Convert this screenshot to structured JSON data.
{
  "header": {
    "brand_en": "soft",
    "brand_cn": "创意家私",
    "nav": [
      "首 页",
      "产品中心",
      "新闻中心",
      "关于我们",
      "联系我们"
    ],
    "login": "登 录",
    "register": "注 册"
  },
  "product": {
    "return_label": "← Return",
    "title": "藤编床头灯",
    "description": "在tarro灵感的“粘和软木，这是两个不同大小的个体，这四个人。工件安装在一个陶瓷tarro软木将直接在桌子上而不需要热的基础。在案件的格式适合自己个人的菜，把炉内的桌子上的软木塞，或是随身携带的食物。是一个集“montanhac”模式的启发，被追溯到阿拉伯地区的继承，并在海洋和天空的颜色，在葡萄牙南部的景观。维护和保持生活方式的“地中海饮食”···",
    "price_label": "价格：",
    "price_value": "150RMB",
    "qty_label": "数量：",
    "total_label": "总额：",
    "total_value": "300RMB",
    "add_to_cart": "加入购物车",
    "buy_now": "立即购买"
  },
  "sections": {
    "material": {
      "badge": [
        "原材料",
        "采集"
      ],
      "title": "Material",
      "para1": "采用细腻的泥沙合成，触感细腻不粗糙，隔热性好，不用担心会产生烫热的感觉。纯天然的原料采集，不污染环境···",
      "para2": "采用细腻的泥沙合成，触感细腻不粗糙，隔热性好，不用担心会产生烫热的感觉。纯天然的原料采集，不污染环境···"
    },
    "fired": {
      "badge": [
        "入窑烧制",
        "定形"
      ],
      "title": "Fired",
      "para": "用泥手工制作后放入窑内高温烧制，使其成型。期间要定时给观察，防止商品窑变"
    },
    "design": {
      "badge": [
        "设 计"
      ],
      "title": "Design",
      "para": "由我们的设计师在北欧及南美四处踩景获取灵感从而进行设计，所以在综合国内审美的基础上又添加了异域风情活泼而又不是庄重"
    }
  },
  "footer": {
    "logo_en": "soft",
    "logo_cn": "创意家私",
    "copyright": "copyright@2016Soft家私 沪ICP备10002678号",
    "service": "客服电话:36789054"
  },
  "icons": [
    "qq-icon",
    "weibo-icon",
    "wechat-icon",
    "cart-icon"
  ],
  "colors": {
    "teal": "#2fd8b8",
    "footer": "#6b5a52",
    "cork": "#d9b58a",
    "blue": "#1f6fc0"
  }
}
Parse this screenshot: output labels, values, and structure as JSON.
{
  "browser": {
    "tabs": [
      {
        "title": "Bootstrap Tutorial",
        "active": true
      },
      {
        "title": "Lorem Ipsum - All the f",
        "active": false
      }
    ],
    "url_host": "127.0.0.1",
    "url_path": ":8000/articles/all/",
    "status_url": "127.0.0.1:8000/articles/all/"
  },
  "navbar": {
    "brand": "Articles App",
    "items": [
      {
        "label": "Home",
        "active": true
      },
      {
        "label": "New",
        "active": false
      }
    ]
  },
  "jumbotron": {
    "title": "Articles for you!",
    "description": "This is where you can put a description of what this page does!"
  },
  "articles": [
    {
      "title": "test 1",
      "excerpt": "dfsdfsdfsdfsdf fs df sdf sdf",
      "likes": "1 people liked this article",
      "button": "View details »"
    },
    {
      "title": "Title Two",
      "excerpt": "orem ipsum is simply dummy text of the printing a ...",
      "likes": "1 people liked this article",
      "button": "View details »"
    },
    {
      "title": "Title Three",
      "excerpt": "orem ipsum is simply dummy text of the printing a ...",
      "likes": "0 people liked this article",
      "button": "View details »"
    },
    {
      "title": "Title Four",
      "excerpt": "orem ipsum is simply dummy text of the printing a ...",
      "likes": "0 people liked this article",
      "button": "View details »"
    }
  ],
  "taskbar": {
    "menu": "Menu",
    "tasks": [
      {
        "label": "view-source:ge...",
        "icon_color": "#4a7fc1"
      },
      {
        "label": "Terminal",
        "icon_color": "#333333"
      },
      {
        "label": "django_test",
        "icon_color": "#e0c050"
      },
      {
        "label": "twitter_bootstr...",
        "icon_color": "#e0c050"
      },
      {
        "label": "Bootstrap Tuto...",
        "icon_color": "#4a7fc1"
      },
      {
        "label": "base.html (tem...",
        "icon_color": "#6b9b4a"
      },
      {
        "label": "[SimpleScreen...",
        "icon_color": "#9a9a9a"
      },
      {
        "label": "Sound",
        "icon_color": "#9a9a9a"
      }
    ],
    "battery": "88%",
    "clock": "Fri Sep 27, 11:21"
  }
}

■ The exercise:
Send back every record, precisely as written.

■ Output for this exercise:
Convert this screenshot to structured JSON data.
{
  "header": {
    "brand_en": "soft",
    "brand_cn": "创意家私",
    "nav": [
      "首 页",
      "产品中心",
      "新闻中心",
      "关于我们",
      "联系我们"
    ],
    "login": "登 录",
    "register": "注 册"
  },
  "product": {
    "return_label": "← Return",
    "title": "藤编床头灯",
    "description": "在tarro灵感的“粘和软木，这是两个不同大小的个体，这四个人。工件安装在一个陶瓷tarro软木将直接在桌子上而不需要热的基础。在案件的格式适合自己个人的菜，把炉内的桌子上的软木塞，或是随身携带的食物。是一个集“montanhac”模式的启发，被追溯到阿拉伯地区的继承，并在海洋和天空的颜色，在葡萄牙南部的景观。维护和保持生活方式的“地中海饮食”···",
    "price_label": "价格：",
    "price_value": "150RMB",
    "qty_label": "数量：",
    "total_label": "总额：",
    "total_value": "300RMB",
    "add_to_cart": "加入购物车",
    "buy_now": "立即购买"
  },
  "sections": {
    "material": {
      "badge": [
        "原材料",
        "采集"
      ],
      "title": "Material",
      "para1": "采用细腻的泥沙合成，触感细腻不粗糙，隔热性好，不用担心会产生烫热的感觉。纯天然的原料采集，不污染环境···",
      "para2": "采用细腻的泥沙合成，触感细腻不粗糙，隔热性好，不用担心会产生烫热的感觉。纯天然的原料采集，不污染环境···"
    },
    "fired": {
      "badge": [
        "入窑烧制",
        "定形"
      ],
      "title": "Fired",
      "para": "用泥手工制作后放入窑内高温烧制，使其成型。期间要定时给观察，防止商品窑变"
    },
    "design": {
      "badge": [
        "设 计"
      ],
      "title": "Design",
      "para": "由我们的设计师在北欧及南美四处踩景获取灵感从而进行设计，所以在综合国内审美的基础上又添加了异域风情活泼而又不是庄重"
    }
  },
  "footer": {
    "logo_en": "soft",
    "logo_cn": "创意家私",
    "copyright": "copyright@2016Soft家私 沪ICP备10002678号",
    "service": "客服电话:36789054"
  },
  "icons": [
    "qq-icon",
    "weibo-icon",
    "wechat-icon",
    "cart-icon"
  ],
  "colors": {
    "teal": "#2fd8b8",
    "footer": "#6b5a52",
    "cork": "#d9b58a",
    "blue": "#1f6fc0"
  }
}
Parse this screenshot: output labels, values, and structure as JSON.
{
  "browser": {
    "tabs": [
      {
        "title": "Bootstrap Tutorial",
        "active": true
      },
      {
        "title": "Lorem Ipsum - All the f",
        "active": false
      }
    ],
    "url_host": "127.0.0.1",
    "url_path": ":8000/articles/all/",
    "status_url": "127.0.0.1:8000/articles/all/"
  },
  "navbar": {
    "brand": "Articles App",
    "items": [
      {
        "label": "Home",
        "active": true
      },
      {
        "label": "New",
        "active": false
      }
    ]
  },
  "jumbotron": {
    "title": "Articles for you!",
    "description": "This is where you can put a description of what this page does!"
  },
  "articles": [
    {
      "title": "test 1",
      "excerpt": "dfsdfsdfsdfsdf fs df sdf sdf",
      "likes": "1 people liked this article",
      "button": "View details »"
    },
    {
      "title": "Title Two",
      "excerpt": "orem ipsum is simply dummy text of the printing a ...",
      "likes": "1 people liked this article",
      "button": "View details »"
    },
    {
      "title": "Title Three",
      "excerpt": "orem ipsum is simply dummy text of the printing a ...",
      "likes": "0 people liked this article",
      "button": "View details »"
    },
    {
      "title": "Title Four",
      "excerpt": "orem ipsum is simply dummy text of the printing a ...",
      "likes": "0 people liked this article",
      "button": "View details »"
    }
  ],
  "taskbar": {
    "menu": "Menu",
    "tasks": [
      {
        "label": "view-source:ge...",
        "icon_color": "#4a7fc1"
      },
      {
        "label": "Terminal",
        "icon_color": "#333333"
      },
      {
        "label": "django_test",
        "icon_color": "#e0c050"
      },
      {
        "label": "twitter_bootstr...",
        "icon_color": "#e0c050"
      },
      {
        "label": "Bootstrap Tuto...",
        "icon_color": "#4a7fc1"
      },
      {
        "label": "base.html (tem...",
        "icon_color": "#6b9b4a"
      },
      {
        "label": "[SimpleScreen...",
        "icon_color": "#9a9a9a"
      },
      {
        "label": "Sound",
        "icon_color": "#9a9a9a"
      }
    ],
    "battery": "88%",
    "clock": "Fri Sep 27, 11:21"
  }
}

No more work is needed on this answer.